▶ _EXERCISE DESCRIPTION_
Put every line of the material into a JSON list of strings, one string per line, with blank lines left out.

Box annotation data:
-.-.-

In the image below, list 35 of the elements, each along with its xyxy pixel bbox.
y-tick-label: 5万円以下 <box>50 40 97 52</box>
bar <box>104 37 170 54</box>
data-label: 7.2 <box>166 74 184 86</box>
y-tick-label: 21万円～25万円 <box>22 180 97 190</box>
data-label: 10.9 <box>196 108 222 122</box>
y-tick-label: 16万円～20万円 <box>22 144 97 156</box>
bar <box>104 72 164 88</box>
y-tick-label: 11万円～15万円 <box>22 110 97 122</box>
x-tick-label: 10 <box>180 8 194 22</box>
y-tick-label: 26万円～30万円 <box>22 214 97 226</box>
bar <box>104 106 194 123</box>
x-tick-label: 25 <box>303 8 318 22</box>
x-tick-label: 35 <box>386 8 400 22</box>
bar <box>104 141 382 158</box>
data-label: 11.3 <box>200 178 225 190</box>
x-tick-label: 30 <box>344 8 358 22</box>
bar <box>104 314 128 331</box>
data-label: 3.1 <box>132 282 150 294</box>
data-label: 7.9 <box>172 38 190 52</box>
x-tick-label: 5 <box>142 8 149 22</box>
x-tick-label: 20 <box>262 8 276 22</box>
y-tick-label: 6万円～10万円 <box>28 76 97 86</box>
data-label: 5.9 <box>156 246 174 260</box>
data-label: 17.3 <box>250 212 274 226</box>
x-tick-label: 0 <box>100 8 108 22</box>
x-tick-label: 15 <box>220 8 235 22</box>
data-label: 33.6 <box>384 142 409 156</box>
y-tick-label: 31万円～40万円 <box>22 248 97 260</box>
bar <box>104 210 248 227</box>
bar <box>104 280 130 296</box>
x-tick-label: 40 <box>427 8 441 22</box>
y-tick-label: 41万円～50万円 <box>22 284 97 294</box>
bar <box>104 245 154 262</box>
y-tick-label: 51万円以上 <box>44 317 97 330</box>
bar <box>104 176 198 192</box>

-.-.-

▶ _ANSWER TO THIS TASK_
[
  "In the image below, list 35 of the elements, each along with its xyxy pixel bbox.",
  "y-tick-label: 5万円以下 <box>50 40 97 52</box>",
  "bar <box>104 37 170 54</box>",
  "data-label: 7.2 <box>166 74 184 86</box>",
  "y-tick-label: 21万円～25万円 <box>22 180 97 190</box>",
  "data-label: 10.9 <box>196 108 222 122</box>",
  "y-tick-label: 16万円～20万円 <box>22 144 97 156</box>",
  "bar <box>104 72 164 88</box>",
  "y-tick-label: 11万円～15万円 <box>22 110 97 122</box>",
  "x-tick-label: 10 <box>180 8 194 22</box>",
  "y-tick-label: 26万円～30万円 <box>22 214 97 226</box>",
  "bar <box>104 106 194 123</box>",
  "x-tick-label: 25 <box>303 8 318 22</box>",
  "x-tick-label: 35 <box>386 8 400 22</box>",
  "bar <box>104 141 382 158</box>",
  "data-label: 11.3 <box>200 178 225 190</box>",
  "x-tick-label: 30 <box>344 8 358 22</box>",
  "bar <box>104 314 128 331</box>",
  "data-label: 3.1 <box>132 282 150 294</box>",
  "data-label: 7.9 <box>172 38 190 52</box>",
  "x-tick-label: 5 <box>142 8 149 22</box>",
  "x-tick-label: 20 <box>262 8 276 22</box>",
  "y-tick-label: 6万円～10万円 <box>28 76 97 86</box>",
  "data-label: 5.9 <box>156 246 174 260</box>",
  "data-label: 17.3 <box>250 212 274 226</box>",
  "x-tick-label: 0 <box>100 8 108 22</box>",
  "x-tick-label: 15 <box>220 8 235 22</box>",
  "data-label: 33.6 <box>384 142 409 156</box>",
  "y-tick-label: 31万円～40万円 <box>22 248 97 260</box>",
  "bar <box>104 210 248 227</box>",
  "bar <box>104 280 130 296</box>",
  "x-tick-label: 40 <box>427 8 441 22</box>",
  "y-tick-label: 41万円～50万円 <box>22 284 97 294</box>",
  "bar <box>104 245 154 262</box>",
  "y-tick-label: 51万円以上 <box>44 317 97 330</box>",
  "bar <box>104 176 198 192</box>"
]